◆ **DATA IN THIS EXERCISE**:
▬▬▬▬▬▬▬▬▬▬

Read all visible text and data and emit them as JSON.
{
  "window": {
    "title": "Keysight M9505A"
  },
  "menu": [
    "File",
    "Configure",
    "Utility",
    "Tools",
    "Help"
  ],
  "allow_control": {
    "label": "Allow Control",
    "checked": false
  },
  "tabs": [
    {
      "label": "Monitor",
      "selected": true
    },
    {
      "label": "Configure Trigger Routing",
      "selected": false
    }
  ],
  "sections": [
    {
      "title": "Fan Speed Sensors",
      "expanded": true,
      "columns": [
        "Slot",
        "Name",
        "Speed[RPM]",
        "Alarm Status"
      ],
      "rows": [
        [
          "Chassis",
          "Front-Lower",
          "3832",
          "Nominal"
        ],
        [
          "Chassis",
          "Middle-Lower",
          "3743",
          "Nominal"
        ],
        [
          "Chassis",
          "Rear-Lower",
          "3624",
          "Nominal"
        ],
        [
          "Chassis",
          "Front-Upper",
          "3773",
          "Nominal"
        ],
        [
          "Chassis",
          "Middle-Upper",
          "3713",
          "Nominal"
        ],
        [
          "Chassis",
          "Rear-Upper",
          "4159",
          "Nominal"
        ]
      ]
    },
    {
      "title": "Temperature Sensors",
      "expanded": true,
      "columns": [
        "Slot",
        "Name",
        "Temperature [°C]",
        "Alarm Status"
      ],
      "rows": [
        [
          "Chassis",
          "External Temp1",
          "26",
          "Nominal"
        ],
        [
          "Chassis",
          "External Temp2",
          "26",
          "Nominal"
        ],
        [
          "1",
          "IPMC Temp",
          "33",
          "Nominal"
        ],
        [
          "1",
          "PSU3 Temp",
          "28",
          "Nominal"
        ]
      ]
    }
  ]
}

▬▬▬▬▬▬▬▬▬▬

◆ **EXERCISE PROMPT**:
Restate the data above exactly, keeping each word as it stands.

◆ **COMPLETED TASK**:
Read all visible text and data and emit them as JSON.
{
  "window": {
    "title": "Keysight M9505A"
  },
  "menu": [
    "File",
    "Configure",
    "Utility",
    "Tools",
    "Help"
  ],
  "allow_control": {
    "label": "Allow Control",
    "checked": false
  },
  "tabs": [
    {
      "label": "Monitor",
      "selected": true
    },
    {
      "label": "Configure Trigger Routing",
      "selected": false
    }
  ],
  "sections": [
    {
      "title": "Fan Speed Sensors",
      "expanded": true,
      "columns": [
        "Slot",
        "Name",
        "Speed[RPM]",
        "Alarm Status"
      ],
      "rows": [
        [
          "Chassis",
          "Front-Lower",
          "3832",
          "Nominal"
        ],
        [
          "Chassis",
          "Middle-Lower",
          "3743",
          "Nominal"
        ],
        [
          "Chassis",
          "Rear-Lower",
          "3624",
          "Nominal"
        ],
        [
          "Chassis",
          "Front-Upper",
          "3773",
          "Nominal"
        ],
        [
          "Chassis",
          "Middle-Upper",
          "3713",
          "Nominal"
        ],
        [
          "Chassis",
          "Rear-Upper",
          "4159",
          "Nominal"
        ]
      ]
    },
    {
      "title": "Temperature Sensors",
      "expanded": true,
      "columns": [
        "Slot",
        "Name",
        "Temperature [°C]",
        "Alarm Status"
      ],
      "rows": [
        [
          "Chassis",
          "External Temp1",
          "26",
          "Nominal"
        ],
        [
          "Chassis",
          "External Temp2",
          "26",
          "Nominal"
        ],
        [
          "1",
          "IPMC Temp",
          "33",
          "Nominal"
        ],
        [
          "1",
          "PSU3 Temp",
          "28",
          "Nominal"
        ]
      ]
    }
  ]
}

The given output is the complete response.